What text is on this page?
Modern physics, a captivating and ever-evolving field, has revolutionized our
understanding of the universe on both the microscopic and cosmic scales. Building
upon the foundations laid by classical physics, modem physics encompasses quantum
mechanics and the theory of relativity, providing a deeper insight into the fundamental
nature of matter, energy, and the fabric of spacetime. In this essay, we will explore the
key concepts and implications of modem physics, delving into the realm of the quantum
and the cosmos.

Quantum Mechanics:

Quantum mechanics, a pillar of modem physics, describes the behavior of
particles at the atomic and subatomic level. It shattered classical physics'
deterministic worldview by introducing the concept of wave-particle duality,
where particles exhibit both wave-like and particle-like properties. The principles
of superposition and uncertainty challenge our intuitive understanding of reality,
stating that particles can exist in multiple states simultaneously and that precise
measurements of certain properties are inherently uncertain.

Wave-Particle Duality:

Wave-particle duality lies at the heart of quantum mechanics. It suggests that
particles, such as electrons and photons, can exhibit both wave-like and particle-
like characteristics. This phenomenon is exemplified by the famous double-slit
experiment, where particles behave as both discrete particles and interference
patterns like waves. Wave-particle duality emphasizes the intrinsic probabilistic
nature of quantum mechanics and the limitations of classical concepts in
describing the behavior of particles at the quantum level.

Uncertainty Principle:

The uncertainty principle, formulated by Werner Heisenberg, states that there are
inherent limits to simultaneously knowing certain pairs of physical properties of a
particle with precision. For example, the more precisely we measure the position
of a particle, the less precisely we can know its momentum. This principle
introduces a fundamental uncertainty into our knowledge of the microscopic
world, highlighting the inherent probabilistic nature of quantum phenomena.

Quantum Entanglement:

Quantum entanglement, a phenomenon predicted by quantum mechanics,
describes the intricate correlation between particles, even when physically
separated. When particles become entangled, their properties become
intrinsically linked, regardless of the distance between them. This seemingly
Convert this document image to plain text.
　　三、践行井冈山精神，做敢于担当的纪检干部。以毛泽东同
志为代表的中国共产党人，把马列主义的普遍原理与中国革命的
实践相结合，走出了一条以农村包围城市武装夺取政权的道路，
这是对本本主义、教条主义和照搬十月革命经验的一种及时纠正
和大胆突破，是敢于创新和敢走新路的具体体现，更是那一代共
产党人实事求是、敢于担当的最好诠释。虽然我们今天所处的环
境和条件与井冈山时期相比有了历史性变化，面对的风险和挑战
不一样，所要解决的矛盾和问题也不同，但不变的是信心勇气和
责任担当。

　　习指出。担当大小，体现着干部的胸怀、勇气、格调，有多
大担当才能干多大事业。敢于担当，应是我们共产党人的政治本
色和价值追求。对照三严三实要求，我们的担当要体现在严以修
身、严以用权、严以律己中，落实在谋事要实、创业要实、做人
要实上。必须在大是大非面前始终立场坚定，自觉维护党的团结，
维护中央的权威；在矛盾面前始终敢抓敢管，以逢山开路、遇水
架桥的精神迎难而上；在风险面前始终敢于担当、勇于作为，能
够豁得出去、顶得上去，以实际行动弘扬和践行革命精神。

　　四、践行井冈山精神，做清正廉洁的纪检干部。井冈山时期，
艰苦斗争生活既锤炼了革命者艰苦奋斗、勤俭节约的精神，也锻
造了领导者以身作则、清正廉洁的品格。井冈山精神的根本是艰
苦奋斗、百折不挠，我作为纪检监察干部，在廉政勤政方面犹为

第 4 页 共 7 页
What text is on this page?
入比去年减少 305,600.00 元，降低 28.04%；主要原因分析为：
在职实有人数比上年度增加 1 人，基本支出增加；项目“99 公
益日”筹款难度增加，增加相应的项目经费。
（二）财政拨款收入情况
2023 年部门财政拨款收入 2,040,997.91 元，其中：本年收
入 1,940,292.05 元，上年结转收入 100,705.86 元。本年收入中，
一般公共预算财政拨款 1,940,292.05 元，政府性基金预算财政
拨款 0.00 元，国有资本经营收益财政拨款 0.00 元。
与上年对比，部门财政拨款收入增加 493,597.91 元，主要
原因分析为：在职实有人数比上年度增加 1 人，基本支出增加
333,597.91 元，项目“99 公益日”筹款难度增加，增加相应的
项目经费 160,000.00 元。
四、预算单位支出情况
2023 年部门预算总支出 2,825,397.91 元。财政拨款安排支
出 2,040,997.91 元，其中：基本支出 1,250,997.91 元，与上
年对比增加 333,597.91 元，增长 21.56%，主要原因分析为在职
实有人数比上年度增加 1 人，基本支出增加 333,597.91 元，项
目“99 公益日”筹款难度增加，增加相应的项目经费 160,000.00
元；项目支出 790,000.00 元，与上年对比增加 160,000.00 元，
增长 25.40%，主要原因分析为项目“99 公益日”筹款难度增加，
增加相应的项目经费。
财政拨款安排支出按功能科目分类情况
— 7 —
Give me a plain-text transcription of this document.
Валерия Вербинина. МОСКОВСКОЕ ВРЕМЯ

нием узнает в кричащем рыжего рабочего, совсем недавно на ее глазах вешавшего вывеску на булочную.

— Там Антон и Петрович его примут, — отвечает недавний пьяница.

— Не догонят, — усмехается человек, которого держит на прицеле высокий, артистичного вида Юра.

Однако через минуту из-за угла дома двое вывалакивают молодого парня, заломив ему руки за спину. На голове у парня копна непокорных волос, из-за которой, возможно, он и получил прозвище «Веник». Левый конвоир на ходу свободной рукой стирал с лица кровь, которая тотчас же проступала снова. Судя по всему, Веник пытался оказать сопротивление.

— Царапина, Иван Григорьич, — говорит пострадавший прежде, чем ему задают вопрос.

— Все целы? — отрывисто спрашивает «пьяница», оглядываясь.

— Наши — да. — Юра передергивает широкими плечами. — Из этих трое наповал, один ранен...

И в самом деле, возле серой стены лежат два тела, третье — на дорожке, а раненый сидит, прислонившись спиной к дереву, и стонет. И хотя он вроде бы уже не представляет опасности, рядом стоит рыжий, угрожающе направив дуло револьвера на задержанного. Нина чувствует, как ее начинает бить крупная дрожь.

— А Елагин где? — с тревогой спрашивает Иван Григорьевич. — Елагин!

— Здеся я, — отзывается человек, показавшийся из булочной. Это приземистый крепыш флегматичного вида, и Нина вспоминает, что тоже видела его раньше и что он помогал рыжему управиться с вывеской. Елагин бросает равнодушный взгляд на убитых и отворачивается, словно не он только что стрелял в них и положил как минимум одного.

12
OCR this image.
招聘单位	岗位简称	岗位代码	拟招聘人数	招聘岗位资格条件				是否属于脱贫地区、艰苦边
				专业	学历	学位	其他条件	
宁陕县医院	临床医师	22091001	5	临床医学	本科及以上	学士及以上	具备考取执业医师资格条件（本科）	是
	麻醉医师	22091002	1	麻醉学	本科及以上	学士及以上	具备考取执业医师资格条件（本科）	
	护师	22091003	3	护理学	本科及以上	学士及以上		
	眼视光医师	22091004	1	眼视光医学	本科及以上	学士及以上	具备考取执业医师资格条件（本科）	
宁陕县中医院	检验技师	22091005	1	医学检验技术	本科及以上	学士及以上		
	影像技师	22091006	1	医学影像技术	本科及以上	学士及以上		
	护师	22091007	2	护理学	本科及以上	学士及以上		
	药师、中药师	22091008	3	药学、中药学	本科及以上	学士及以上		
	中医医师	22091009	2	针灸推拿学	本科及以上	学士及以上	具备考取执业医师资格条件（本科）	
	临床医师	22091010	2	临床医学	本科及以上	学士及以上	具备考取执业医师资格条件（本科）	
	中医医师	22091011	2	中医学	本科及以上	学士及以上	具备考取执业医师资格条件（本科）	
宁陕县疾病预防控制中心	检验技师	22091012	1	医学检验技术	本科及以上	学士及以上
:::::
GIVEN INSTRUCTION:
Give back all the data exactly as written.

RESULT OF THE TASK:
What text is on this page?
Modern physics, a captivating and ever-evolving field, has revolutionized our
understanding of the universe on both the microscopic and cosmic scales. Building
upon the foundations laid by classical physics, modem physics encompasses quantum
mechanics and the theory of relativity, providing a deeper insight into the fundamental
nature of matter, energy, and the fabric of spacetime. In this essay, we will explore the
key concepts and implications of modem physics, delving into the realm of the quantum
and the cosmos.

Quantum Mechanics:

Quantum mechanics, a pillar of modem physics, describes the behavior of
particles at the atomic and subatomic level. It shattered classical physics'
deterministic worldview by introducing the concept of wave-particle duality,
where particles exhibit both wave-like and particle-like properties. The principles
of superposition and uncertainty challenge our intuitive understanding of reality,
stating that particles can exist in multiple states simultaneously and that precise
measurements of certain properties are inherently uncertain.

Wave-Particle Duality:

Wave-particle duality lies at the heart of quantum mechanics. It suggests that
particles, such as electrons and photons, can exhibit both wave-like and particle-
like characteristics. This phenomenon is exemplified by the famous double-slit
experiment, where particles behave as both discrete particles and interference
patterns like waves. Wave-particle duality emphasizes the intrinsic probabilistic
nature of quantum mechanics and the limitations of classical concepts in
describing the behavior of particles at the quantum level.

Uncertainty Principle:

The uncertainty principle, formulated by Werner Heisenberg, states that there are
inherent limits to simultaneously knowing certain pairs of physical properties of a
particle with precision. For example, the more precisely we measure the position
of a particle, the less precisely we can know its momentum. This principle
introduces a fundamental uncertainty into our knowledge of the microscopic
world, highlighting the inherent probabilistic nature of quantum phenomena.

Quantum Entanglement:

Quantum entanglement, a phenomenon predicted by quantum mechanics,
describes the intricate correlation between particles, even when physically
separated. When particles become entangled, their properties become
intrinsically linked, regardless of the distance between them. This seemingly
Convert this document image to plain text.
　　三、践行井冈山精神，做敢于担当的纪检干部。以毛泽东同
志为代表的中国共产党人，把马列主义的普遍原理与中国革命的
实践相结合，走出了一条以农村包围城市武装夺取政权的道路，
这是对本本主义、教条主义和照搬十月革命经验的一种及时纠正
和大胆突破，是敢于创新和敢走新路的具体体现，更是那一代共
产党人实事求是、敢于担当的最好诠释。虽然我们今天所处的环
境和条件与井冈山时期相比有了历史性变化，面对的风险和挑战
不一样，所要解决的矛盾和问题也不同，但不变的是信心勇气和
责任担当。

　　习指出。担当大小，体现着干部的胸怀、勇气、格调，有多
大担当才能干多大事业。敢于担当，应是我们共产党人的政治本
色和价值追求。对照三严三实要求，我们的担当要体现在严以修
身、严以用权、严以律己中，落实在谋事要实、创业要实、做人
要实上。必须在大是大非面前始终立场坚定，自觉维护党的团结，
维护中央的权威；在矛盾面前始终敢抓敢管，以逢山开路、遇水
架桥的精神迎难而上；在风险面前始终敢于担当、勇于作为，能
够豁得出去、顶得上去，以实际行动弘扬和践行革命精神。

　　四、践行井冈山精神，做清正廉洁的纪检干部。井冈山时期，
艰苦斗争生活既锤炼了革命者艰苦奋斗、勤俭节约的精神，也锻
造了领导者以身作则、清正廉洁的品格。井冈山精神的根本是艰
苦奋斗、百折不挠，我作为纪检监察干部，在廉政勤政方面犹为

第 4 页 共 7 页
What text is on this page?
入比去年减少 305,600.00 元，降低 28.04%；主要原因分析为：
在职实有人数比上年度增加 1 人，基本支出增加；项目“99 公
益日”筹款难度增加，增加相应的项目经费。
（二）财政拨款收入情况
2023 年部门财政拨款收入 2,040,997.91 元，其中：本年收
入 1,940,292.05 元，上年结转收入 100,705.86 元。本年收入中，
一般公共预算财政拨款 1,940,292.05 元，政府性基金预算财政
拨款 0.00 元，国有资本经营收益财政拨款 0.00 元。
与上年对比，部门财政拨款收入增加 493,597.91 元，主要
原因分析为：在职实有人数比上年度增加 1 人，基本支出增加
333,597.91 元，项目“99 公益日”筹款难度增加，增加相应的
项目经费 160,000.00 元。
四、预算单位支出情况
2023 年部门预算总支出 2,825,397.91 元。财政拨款安排支
出 2,040,997.91 元，其中：基本支出 1,250,997.91 元，与上
年对比增加 333,597.91 元，增长 21.56%，主要原因分析为在职
实有人数比上年度增加 1 人，基本支出增加 333,597.91 元，项
目“99 公益日”筹款难度增加，增加相应的项目经费 160,000.00
元；项目支出 790,000.00 元，与上年对比增加 160,000.00 元，
增长 25.40%，主要原因分析为项目“99 公益日”筹款难度增加，
增加相应的项目经费。
财政拨款安排支出按功能科目分类情况
— 7 —
Give me a plain-text transcription of this document.
Валерия Вербинина. МОСКОВСКОЕ ВРЕМЯ

нием узнает в кричащем рыжего рабочего, совсем недавно на ее глазах вешавшего вывеску на булочную.

— Там Антон и Петрович его примут, — отвечает недавний пьяница.

— Не догонят, — усмехается человек, которого держит на прицеле высокий, артистичного вида Юра.

Однако через минуту из-за угла дома двое вывалакивают молодого парня, заломив ему руки за спину. На голове у парня копна непокорных волос, из-за которой, возможно, он и получил прозвище «Веник». Левый конвоир на ходу свободной рукой стирал с лица кровь, которая тотчас же проступала снова. Судя по всему, Веник пытался оказать сопротивление.

— Царапина, Иван Григорьич, — говорит пострадавший прежде, чем ему задают вопрос.

— Все целы? — отрывисто спрашивает «пьяница», оглядываясь.

— Наши — да. — Юра передергивает широкими плечами. — Из этих трое наповал, один ранен...

И в самом деле, возле серой стены лежат два тела, третье — на дорожке, а раненый сидит, прислонившись спиной к дереву, и стонет. И хотя он вроде бы уже не представляет опасности, рядом стоит рыжий, угрожающе направив дуло револьвера на задержанного. Нина чувствует, как ее начинает бить крупная дрожь.

— А Елагин где? — с тревогой спрашивает Иван Григорьевич. — Елагин!

— Здеся я, — отзывается человек, показавшийся из булочной. Это приземистый крепыш флегматичного вида, и Нина вспоминает, что тоже видела его раньше и что он помогал рыжему управиться с вывеской. Елагин бросает равнодушный взгляд на убитых и отворачивается, словно не он только что стрелял в них и положил как минимум одного.

12
OCR this image.
招聘单位	岗位简称	岗位代码	拟招聘人数	招聘岗位资格条件				是否属于脱贫地区、艰苦边
				专业	学历	学位	其他条件	
宁陕县医院	临床医师	22091001	5	临床医学	本科及以上	学士及以上	具备考取执业医师资格条件（本科）	是
	麻醉医师	22091002	1	麻醉学	本科及以上	学士及以上	具备考取执业医师资格条件（本科）	
	护师	22091003	3	护理学	本科及以上	学士及以上		
	眼视光医师	22091004	1	眼视光医学	本科及以上	学士及以上	具备考取执业医师资格条件（本科）	
宁陕县中医院	检验技师	22091005	1	医学检验技术	本科及以上	学士及以上		
	影像技师	22091006	1	医学影像技术	本科及以上	学士及以上		
	护师	22091007	2	护理学	本科及以上	学士及以上		
	药师、中药师	22091008	3	药学、中药学	本科及以上	学士及以上		
	中医医师	22091009	2	针灸推拿学	本科及以上	学士及以上	具备考取执业医师资格条件（本科）	
	临床医师	22091010	2	临床医学	本科及以上	学士及以上	具备考取执业医师资格条件（本科）	
	中医医师	22091011	2	中医学	本科及以上	学士及以上	具备考取执业医师资格条件（本科）	
宁陕县疾病预防控制中心	检验技师	22091012	1	医学检验技术	本科及以上	学士及以上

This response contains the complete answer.